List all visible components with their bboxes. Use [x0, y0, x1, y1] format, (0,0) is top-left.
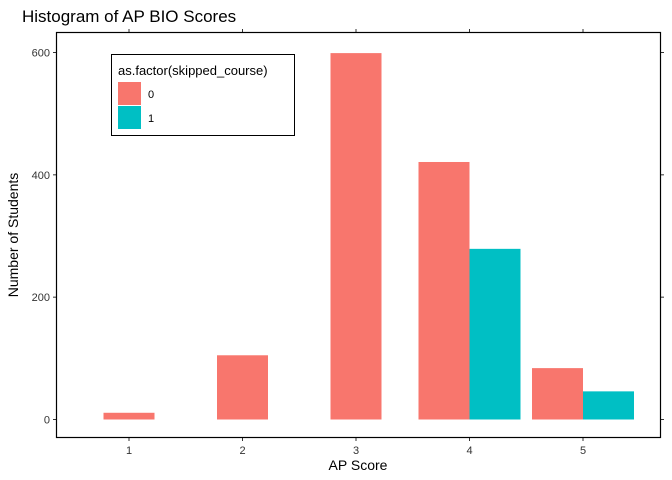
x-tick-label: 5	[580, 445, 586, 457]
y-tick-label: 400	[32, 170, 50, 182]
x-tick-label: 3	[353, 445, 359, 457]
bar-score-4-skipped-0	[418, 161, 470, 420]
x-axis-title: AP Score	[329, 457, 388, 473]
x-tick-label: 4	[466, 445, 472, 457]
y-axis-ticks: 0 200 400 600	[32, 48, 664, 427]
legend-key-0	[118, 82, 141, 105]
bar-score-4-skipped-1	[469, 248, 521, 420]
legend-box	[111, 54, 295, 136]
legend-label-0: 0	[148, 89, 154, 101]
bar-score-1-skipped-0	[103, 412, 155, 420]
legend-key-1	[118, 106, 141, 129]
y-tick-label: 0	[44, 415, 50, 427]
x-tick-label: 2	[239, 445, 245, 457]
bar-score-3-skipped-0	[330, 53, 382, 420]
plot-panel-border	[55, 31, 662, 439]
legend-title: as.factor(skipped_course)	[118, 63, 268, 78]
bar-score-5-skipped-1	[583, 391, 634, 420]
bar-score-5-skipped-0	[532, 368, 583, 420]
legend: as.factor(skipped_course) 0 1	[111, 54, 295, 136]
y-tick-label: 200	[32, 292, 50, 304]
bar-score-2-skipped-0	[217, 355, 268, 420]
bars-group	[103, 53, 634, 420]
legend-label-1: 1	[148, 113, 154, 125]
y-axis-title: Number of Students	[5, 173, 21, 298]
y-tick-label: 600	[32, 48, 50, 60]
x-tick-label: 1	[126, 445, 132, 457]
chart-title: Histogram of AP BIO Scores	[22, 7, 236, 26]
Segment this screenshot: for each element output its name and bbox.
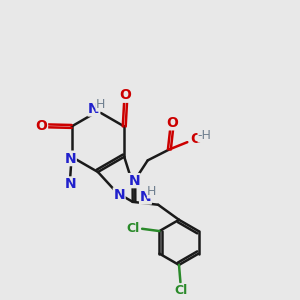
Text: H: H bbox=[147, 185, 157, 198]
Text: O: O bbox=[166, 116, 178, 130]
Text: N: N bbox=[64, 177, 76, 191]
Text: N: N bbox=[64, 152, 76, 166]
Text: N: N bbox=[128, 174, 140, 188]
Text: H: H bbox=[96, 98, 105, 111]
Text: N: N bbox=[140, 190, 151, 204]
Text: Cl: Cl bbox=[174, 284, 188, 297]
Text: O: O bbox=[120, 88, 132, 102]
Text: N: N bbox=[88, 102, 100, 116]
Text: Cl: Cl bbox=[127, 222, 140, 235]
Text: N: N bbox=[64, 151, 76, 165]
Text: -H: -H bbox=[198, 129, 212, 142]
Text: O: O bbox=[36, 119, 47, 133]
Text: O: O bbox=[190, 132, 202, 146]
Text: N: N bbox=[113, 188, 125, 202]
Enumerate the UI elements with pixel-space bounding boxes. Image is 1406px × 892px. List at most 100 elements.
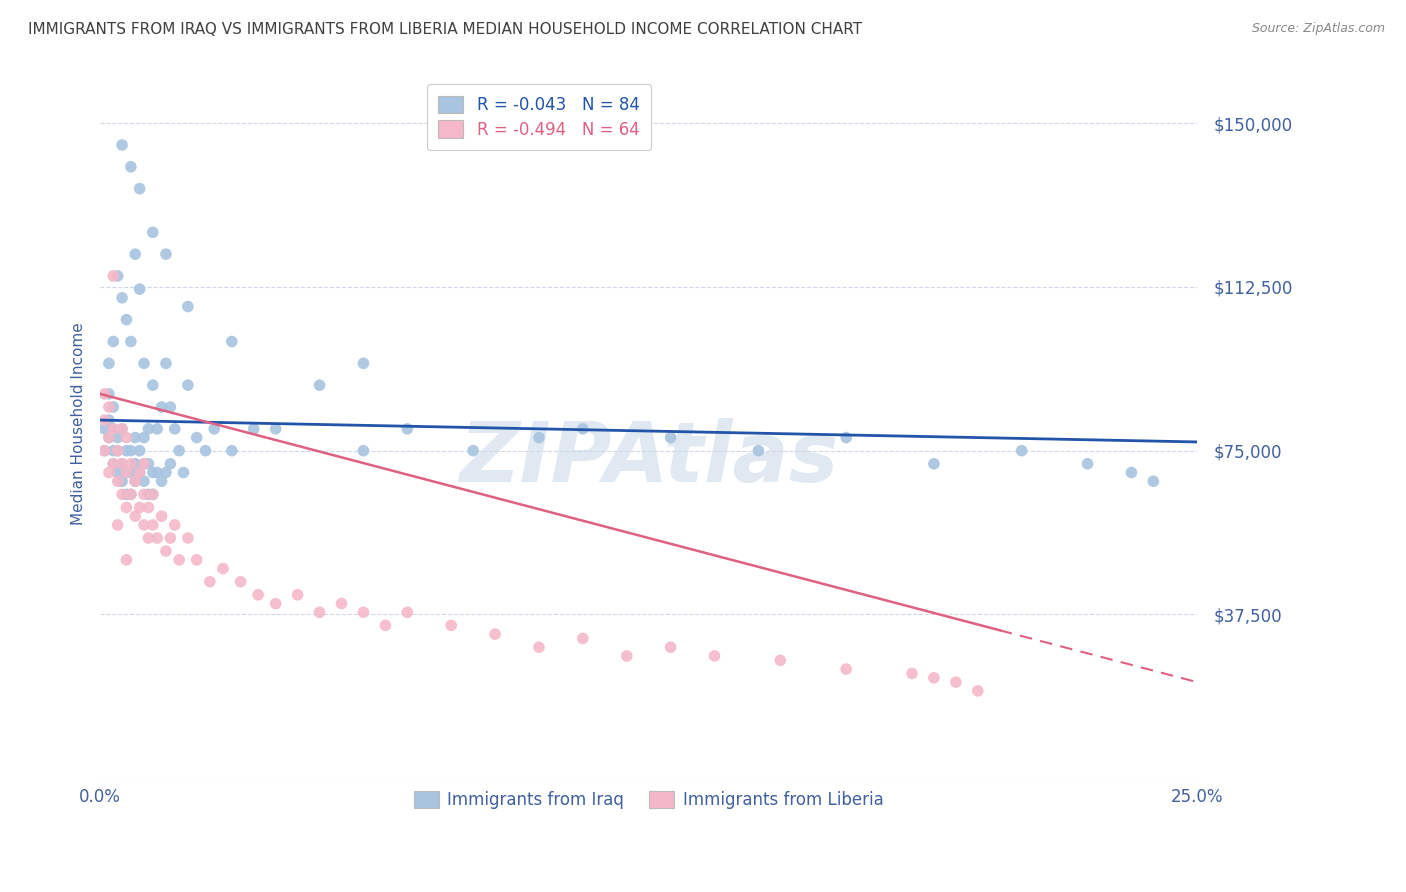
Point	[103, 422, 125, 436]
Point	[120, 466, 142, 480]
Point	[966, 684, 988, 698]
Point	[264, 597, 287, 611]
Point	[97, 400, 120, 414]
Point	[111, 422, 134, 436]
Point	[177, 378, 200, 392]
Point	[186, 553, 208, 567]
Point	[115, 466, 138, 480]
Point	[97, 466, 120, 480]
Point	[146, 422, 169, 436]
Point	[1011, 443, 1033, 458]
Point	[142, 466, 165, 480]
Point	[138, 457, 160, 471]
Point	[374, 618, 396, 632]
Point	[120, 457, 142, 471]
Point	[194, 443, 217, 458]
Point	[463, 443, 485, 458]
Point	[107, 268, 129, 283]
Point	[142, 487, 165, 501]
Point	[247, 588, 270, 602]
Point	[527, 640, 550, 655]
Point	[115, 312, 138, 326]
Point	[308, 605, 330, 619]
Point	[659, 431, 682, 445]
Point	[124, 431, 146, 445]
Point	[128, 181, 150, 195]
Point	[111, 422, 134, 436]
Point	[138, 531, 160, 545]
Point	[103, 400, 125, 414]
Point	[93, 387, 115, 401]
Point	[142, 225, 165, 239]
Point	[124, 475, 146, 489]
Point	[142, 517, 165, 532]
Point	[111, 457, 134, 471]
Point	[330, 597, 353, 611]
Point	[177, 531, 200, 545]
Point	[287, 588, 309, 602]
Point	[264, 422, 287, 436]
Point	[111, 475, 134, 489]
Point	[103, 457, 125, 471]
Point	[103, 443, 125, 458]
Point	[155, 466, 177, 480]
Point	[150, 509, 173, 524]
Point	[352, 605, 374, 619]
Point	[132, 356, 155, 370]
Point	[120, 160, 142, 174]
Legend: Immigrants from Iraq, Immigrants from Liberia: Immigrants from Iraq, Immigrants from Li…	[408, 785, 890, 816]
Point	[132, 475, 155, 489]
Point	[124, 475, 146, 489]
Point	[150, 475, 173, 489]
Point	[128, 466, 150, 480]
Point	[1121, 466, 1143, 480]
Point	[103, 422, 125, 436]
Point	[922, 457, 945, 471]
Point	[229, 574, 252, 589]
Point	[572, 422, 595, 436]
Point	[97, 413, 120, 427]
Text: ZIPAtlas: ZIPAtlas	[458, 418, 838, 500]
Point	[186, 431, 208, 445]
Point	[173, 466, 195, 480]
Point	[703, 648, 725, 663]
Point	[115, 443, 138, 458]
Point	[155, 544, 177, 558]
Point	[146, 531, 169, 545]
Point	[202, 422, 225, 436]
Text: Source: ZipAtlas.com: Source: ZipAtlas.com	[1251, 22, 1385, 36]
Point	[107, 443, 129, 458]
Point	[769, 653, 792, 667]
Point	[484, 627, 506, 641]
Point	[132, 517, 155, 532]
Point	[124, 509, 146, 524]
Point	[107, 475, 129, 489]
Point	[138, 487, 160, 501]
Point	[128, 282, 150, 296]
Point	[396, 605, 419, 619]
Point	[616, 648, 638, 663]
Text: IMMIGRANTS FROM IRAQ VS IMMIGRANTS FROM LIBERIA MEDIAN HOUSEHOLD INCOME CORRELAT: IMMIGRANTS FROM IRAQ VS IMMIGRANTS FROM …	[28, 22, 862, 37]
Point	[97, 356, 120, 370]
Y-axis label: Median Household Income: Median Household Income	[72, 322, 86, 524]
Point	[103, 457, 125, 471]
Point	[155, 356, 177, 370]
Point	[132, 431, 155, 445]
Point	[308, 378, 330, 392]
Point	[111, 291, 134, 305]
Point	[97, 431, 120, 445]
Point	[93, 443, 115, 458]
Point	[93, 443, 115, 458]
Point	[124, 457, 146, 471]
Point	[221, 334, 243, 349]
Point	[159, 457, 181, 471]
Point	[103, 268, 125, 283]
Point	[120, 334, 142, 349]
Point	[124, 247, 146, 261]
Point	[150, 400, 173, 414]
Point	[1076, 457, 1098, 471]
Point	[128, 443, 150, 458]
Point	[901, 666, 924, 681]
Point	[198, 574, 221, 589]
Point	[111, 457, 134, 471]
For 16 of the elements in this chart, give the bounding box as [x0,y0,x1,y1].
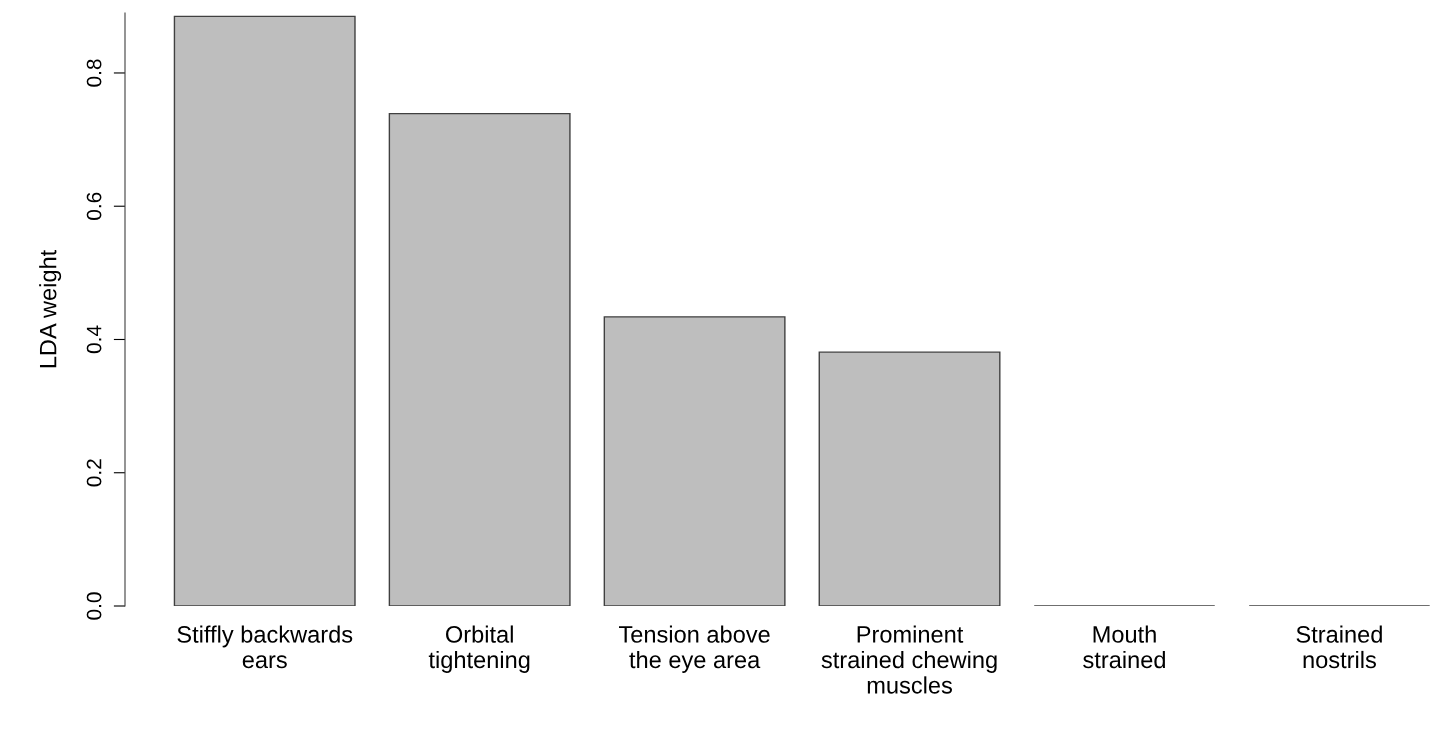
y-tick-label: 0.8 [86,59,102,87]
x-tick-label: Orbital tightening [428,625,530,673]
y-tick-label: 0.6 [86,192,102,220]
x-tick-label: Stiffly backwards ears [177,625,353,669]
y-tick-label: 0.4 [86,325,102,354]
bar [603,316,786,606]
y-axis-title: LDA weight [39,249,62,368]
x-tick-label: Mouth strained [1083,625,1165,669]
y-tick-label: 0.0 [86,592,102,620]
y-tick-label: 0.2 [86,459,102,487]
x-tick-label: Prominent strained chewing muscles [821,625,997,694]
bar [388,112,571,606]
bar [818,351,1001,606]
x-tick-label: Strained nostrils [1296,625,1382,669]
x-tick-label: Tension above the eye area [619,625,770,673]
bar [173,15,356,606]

### [Stated goal]
Arrange every line in the rows above as a JSON list of strings, with one string for each line and no blank lines, and leave out the picture lines.

### [Exercise solution]
[
  "List all visible components with their bboxes. Use [x0, y0, x1, y1] format, (0,0) is top-left.",
  "x-tick-label: 5\t[580, 445, 586, 457]",
  "y-tick-label: 400\t[32, 170, 50, 182]",
  "x-tick-label: 3\t[353, 445, 359, 457]",
  "bar-score-4-skipped-0\t[418, 161, 470, 420]",
  "x-axis-title: AP Score\t[329, 457, 388, 473]",
  "x-tick-label: 4\t[466, 445, 472, 457]",
  "y-axis-ticks: 0 200 400 600\t[32, 48, 664, 427]",
  "legend-key-0\t[118, 82, 141, 105]",
  "bar-score-4-skipped-1\t[469, 248, 521, 420]",
  "legend-box\t[111, 54, 295, 136]",
  "legend-label-0: 0\t[148, 89, 154, 101]",
  "bar-score-1-skipped-0\t[103, 412, 155, 420]",
  "legend-key-1\t[118, 106, 141, 129]",
  "y-tick-label: 0\t[44, 415, 50, 427]",
  "x-tick-label: 2\t[239, 445, 245, 457]",
  "bar-score-3-skipped-0\t[330, 53, 382, 420]",
  "plot-panel-border\t[55, 31, 662, 439]",
  "legend-title: as.factor(skipped_course)\t[118, 63, 268, 78]",
  "bar-score-5-skipped-1\t[583, 391, 634, 420]",
  "bar-score-5-skipped-0\t[532, 368, 583, 420]",
  "legend: as.factor(skipped_course) 0 1\t[111, 54, 295, 136]",
  "y-tick-label: 200\t[32, 292, 50, 304]",
  "bar-score-2-skipped-0\t[217, 355, 268, 420]",
  "bars-group\t[103, 53, 634, 420]",
  "legend-label-1: 1\t[148, 113, 154, 125]",
  "y-axis-title: Number of Students\t[5, 173, 21, 298]",
  "y-tick-label: 600\t[32, 48, 50, 60]",
  "x-tick-label: 1\t[126, 445, 132, 457]",
  "chart-title: Histogram of AP BIO Scores\t[22, 7, 236, 26]",
  "Segment this screenshot: for each element output its name and bbox.",
  "Text: H: H bbox=[147, 185, 157, 198]",
  "Text: O: O bbox=[166, 116, 178, 130]",
  "Text: N: N bbox=[64, 177, 76, 191]",
  "Text: N: N bbox=[64, 152, 76, 166]",
  "Text: N: N bbox=[128, 174, 140, 188]",
  "Text: H: H bbox=[96, 98, 105, 111]",
  "Text: N: N bbox=[140, 190, 151, 204]",
  "Text: Cl: Cl bbox=[174, 284, 188, 297]",
  "Text: O: O bbox=[120, 88, 132, 102]",
  "Text: N: N bbox=[88, 102, 100, 116]",
  "Text: Cl: Cl bbox=[127, 222, 140, 235]",
  "Text: N: N bbox=[64, 151, 76, 165]",
  "Text: -H: -H bbox=[198, 129, 212, 142]",
  "Text: O: O bbox=[36, 119, 47, 133]",
  "Text: O: O bbox=[190, 132, 202, 146]",
  "Text: N: N bbox=[113, 188, 125, 202]",
  "Enumerate the UI elements with pixel-space bounding boxes. Image is 1406px × 892px. List at most 100 elements.",
  "Point\t[103, 422, 125, 436]",
  "Point\t[120, 466, 142, 480]",
  "Point\t[966, 684, 988, 698]",
  "Point\t[264, 597, 287, 611]",
  "Point\t[97, 400, 120, 414]",
  "Point\t[111, 422, 134, 436]",
  "Point\t[177, 378, 200, 392]",
  "Point\t[186, 553, 208, 567]",
  "Point\t[115, 466, 138, 480]",
  "Point\t[97, 466, 120, 480]",
  "Point\t[146, 422, 169, 436]",
  "Point\t[1011, 443, 1033, 458]",
  "Point\t[142, 466, 165, 480]",
  "Point\t[138, 457, 160, 471]",
  "Point\t[374, 618, 396, 632]",
  "Point\t[120, 457, 142, 471]",
  "Point\t[194, 443, 217, 458]",
  "Point\t[463, 443, 485, 458]",
  "Point\t[107, 268, 129, 283]",
  "Point\t[142, 487, 165, 501]",
  "Point\t[247, 588, 270, 602]",
  "Point\t[527, 640, 550, 655]",
  "Point\t[115, 312, 138, 326]",
  "Point\t[308, 605, 330, 619]",
  "Point\t[659, 431, 682, 445]",
  "Point\t[124, 431, 146, 445]",
  "Point\t[128, 181, 150, 195]",
  "Point\t[111, 422, 134, 436]",
  "Point\t[138, 531, 160, 545]",
  "Point\t[103, 400, 125, 414]",
  "Point\t[93, 387, 115, 401]",
  "Point\t[142, 225, 165, 239]",
  "Point\t[124, 475, 146, 489]",
  "Point\t[142, 517, 165, 532]",
  "Point\t[111, 457, 134, 471]",
  "Point\t[330, 597, 353, 611]",
  "Point\t[177, 531, 200, 545]",
  "Point\t[287, 588, 309, 602]",
  "Point\t[264, 422, 287, 436]",
  "Point\t[111, 475, 134, 489]",
  "Point\t[103, 457, 125, 471]",
  "Point\t[103, 443, 125, 458]",
  "Point\t[155, 466, 177, 480]",
  "Point\t[150, 509, 173, 524]",
  "Point\t[352, 605, 374, 619]",
  "Point\t[132, 356, 155, 370]",
  "Point\t[120, 160, 142, 174]",
  "Legend: Immigrants from Iraq, Immigrants from Liberia: Immigrants from Iraq, Immigrants from Li…\t[408, 785, 890, 816]",
  "Point\t[132, 475, 155, 489]",
  "Point\t[124, 475, 146, 489]",
  "Point\t[150, 475, 173, 489]",
  "Point\t[128, 466, 150, 480]",
  "Point\t[1121, 466, 1143, 480]",
  "Point\t[103, 422, 125, 436]",
  "Point\t[922, 457, 945, 471]",
  "Point\t[229, 574, 252, 589]",
  "Point\t[572, 422, 595, 436]",
  "Point\t[97, 413, 120, 427]",
  "Text: ZIPAtlas: ZIPAtlas\t[458, 418, 838, 500]",
  "Point\t[186, 431, 208, 445]",
  "Point\t[173, 466, 195, 480]",
  "Point\t[703, 648, 725, 663]",
  "Point\t[115, 443, 138, 458]",
  "Point\t[155, 544, 177, 558]",
  "Point\t[146, 531, 169, 545]",
  "Point\t[202, 422, 225, 436]",
  "Text: Source: ZipAtlas.com: Source: ZipAtlas.com\t[1251, 22, 1385, 36]",
  "Point\t[107, 443, 129, 458]",
  "Point\t[769, 653, 792, 667]",
  "Point\t[484, 627, 506, 641]",
  "Point\t[132, 517, 155, 532]",
  "Point\t[124, 509, 146, 524]",
  "Point\t[107, 475, 129, 489]",
  "Point\t[138, 487, 160, 501]",
  "Point\t[128, 282, 150, 296]",
  "Point\t[396, 605, 419, 619]",
  "Point\t[616, 648, 638, 663]",
  "Text: IMMIGRANTS FROM IRAQ VS IMMIGRANTS FROM LIBERIA MEDIAN HOUSEHOLD INCOME CORRELAT: IMMIGRANTS FROM IRAQ VS IMMIGRANTS FROM …\t[28, 22, 862, 37]",
  "Point\t[97, 356, 120, 370]",
  "Y-axis label: Median Household Income: Median Household Income\t[72, 322, 86, 524]",
  "Point\t[103, 457, 125, 471]",
  "Point\t[155, 356, 177, 370]",
  "Point\t[132, 431, 155, 445]",
  "Point\t[308, 378, 330, 392]",
  "Point\t[111, 291, 134, 305]",
  "Point\t[97, 431, 120, 445]",
  "Point\t[93, 443, 115, 458]",
  "Point\t[93, 443, 115, 458]",
  "Point\t[124, 457, 146, 471]",
  "Point\t[221, 334, 243, 349]",
  "Point\t[159, 457, 181, 471]",
  "Point\t[103, 268, 125, 283]",
  "Point\t[120, 334, 142, 349]",
  "Point\t[124, 247, 146, 261]",
  "Point\t[150, 400, 173, 414]",
  "Point\t[1076, 457, 1098, 471]",
  "Point\t[128, 443, 150, 458]",
  "Point\t[901, 666, 924, 681]",
  "Point\t[198, 574, 221, 589]",
  "Point\t[111, 457, 134, 471]",
  "For 16 of the elements in this chart, give the bounding box as [x0,y0,x1,y1].",
  "y-tick-label: 0.8 [86,59,102,87]",
  "x-tick-label: Orbital tightening [428,625,530,673]",
  "y-tick-label: 0.6 [86,192,102,220]",
  "x-tick-label: Stiffly backwards ears [177,625,353,669]",
  "y-tick-label: 0.4 [86,325,102,354]",
  "bar [603,316,786,606]",
  "y-axis-title: LDA weight [39,249,62,368]",
  "x-tick-label: Mouth strained [1083,625,1165,669]",
  "y-tick-label: 0.0 [86,592,102,620]",
  "y-tick-label: 0.2 [86,459,102,487]",
  "x-tick-label: Prominent strained chewing muscles [821,625,997,694]",
  "bar [388,112,571,606]",
  "bar [818,351,1001,606]",
  "x-tick-label: Strained nostrils [1296,625,1382,669]",
  "x-tick-label: Tension above the eye area [619,625,770,673]",
  "bar [173,15,356,606]"
]